* PROVIDED DATA
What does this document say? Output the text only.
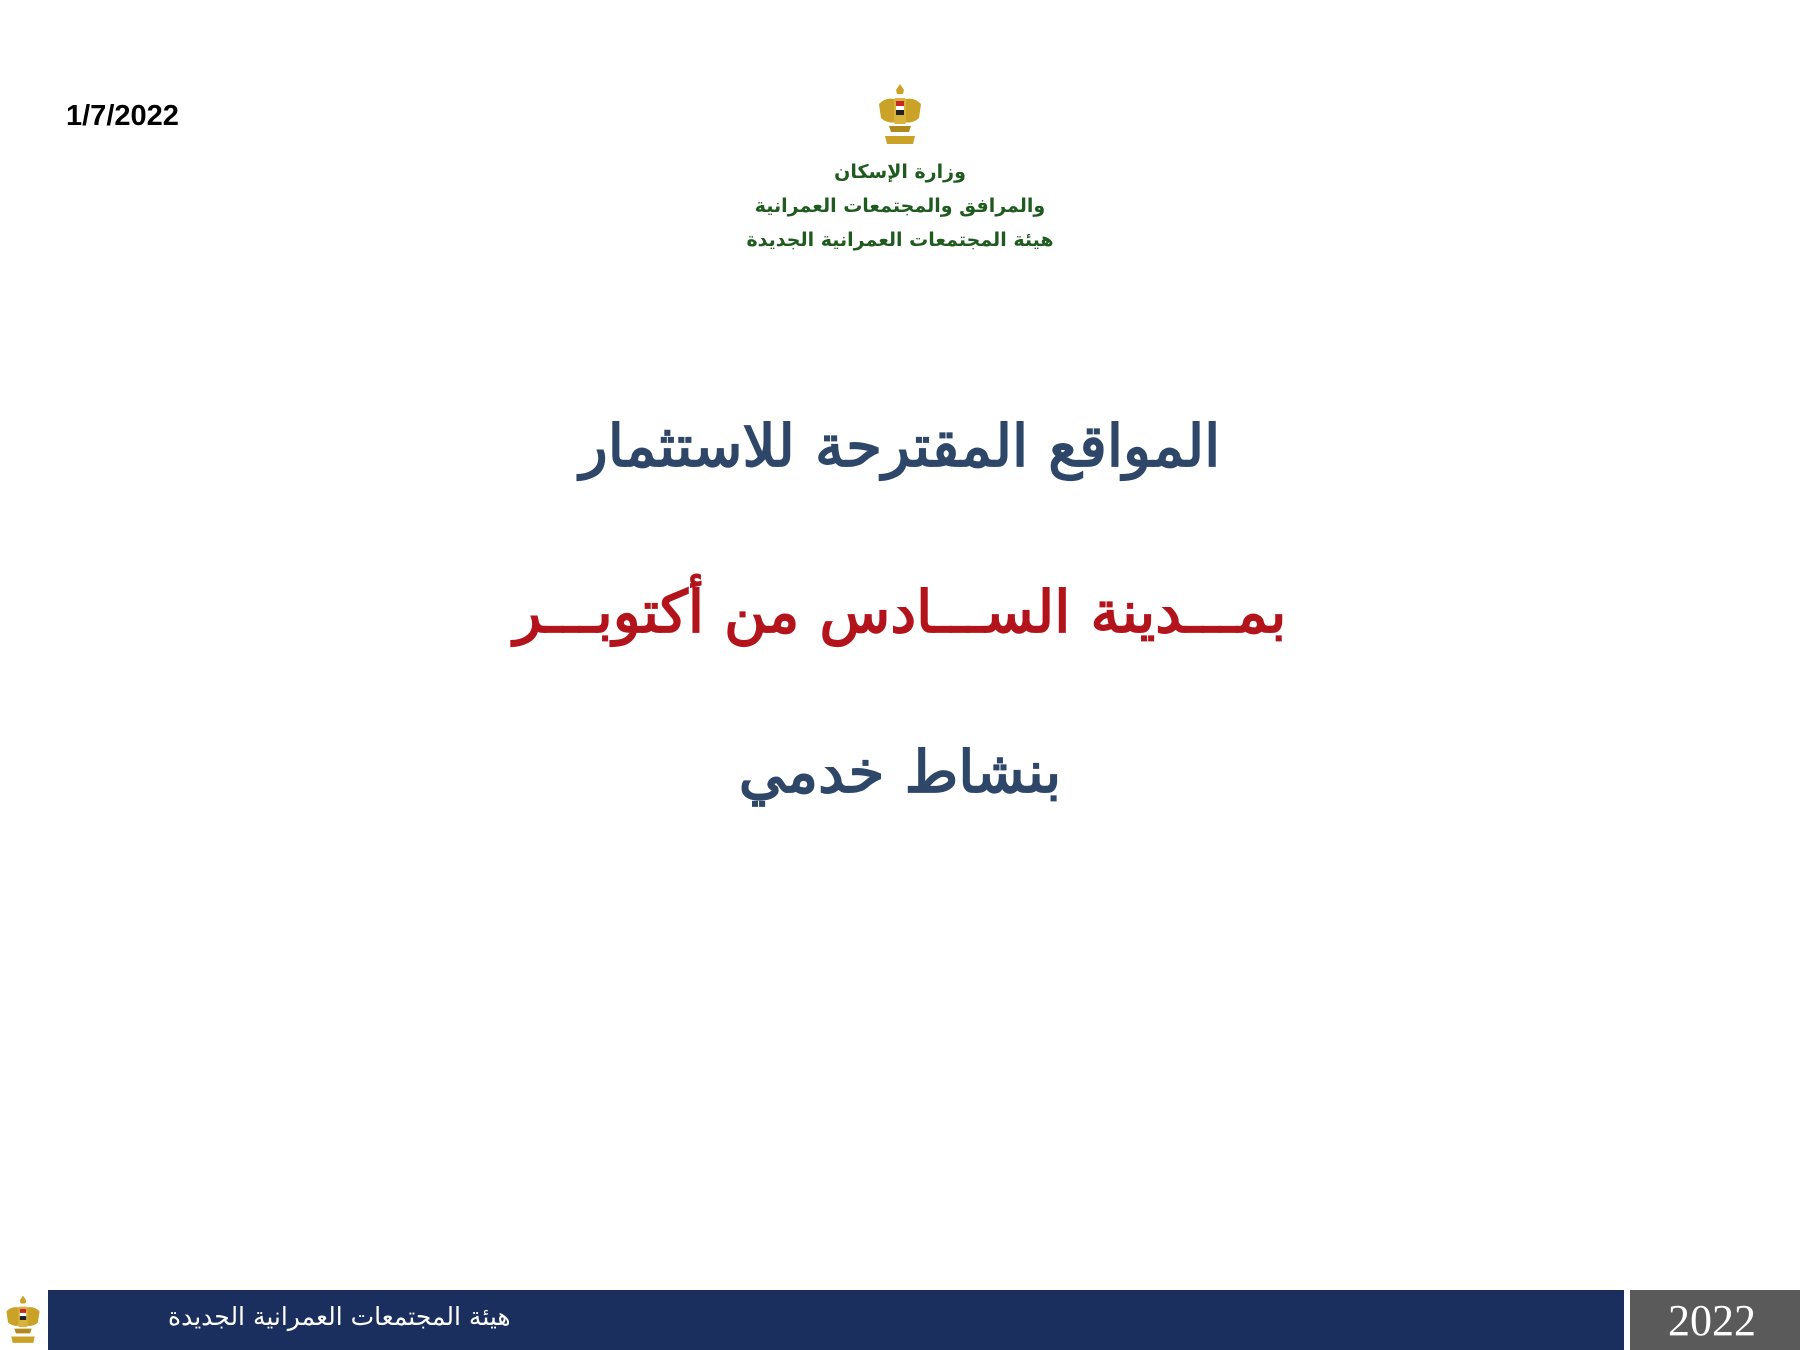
1/7/2022
وزارة الإسكان
والمرافق والمجتمعات العمرانية
هيئة المجتمعات العمرانية الجديدة
المواقع المقترحة للاستثمار
بمـــدينة الســـادس من أكتوبـــر
بنشاط خدمي
هيئة المجتمعات العمرانية الجديدة	2022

* GOAL OF THE EXERCISE
Make an exact reproduction of the listing above, without any pictures.

* OUTPUT FOR THIS EXERCISE
What does this document say? Output the text only.
1/7/2022
وزارة الإسكان
والمرافق والمجتمعات العمرانية
هيئة المجتمعات العمرانية الجديدة
المواقع المقترحة للاستثمار
بمـــدينة الســـادس من أكتوبـــر
بنشاط خدمي
هيئة المجتمعات العمرانية الجديدة	2022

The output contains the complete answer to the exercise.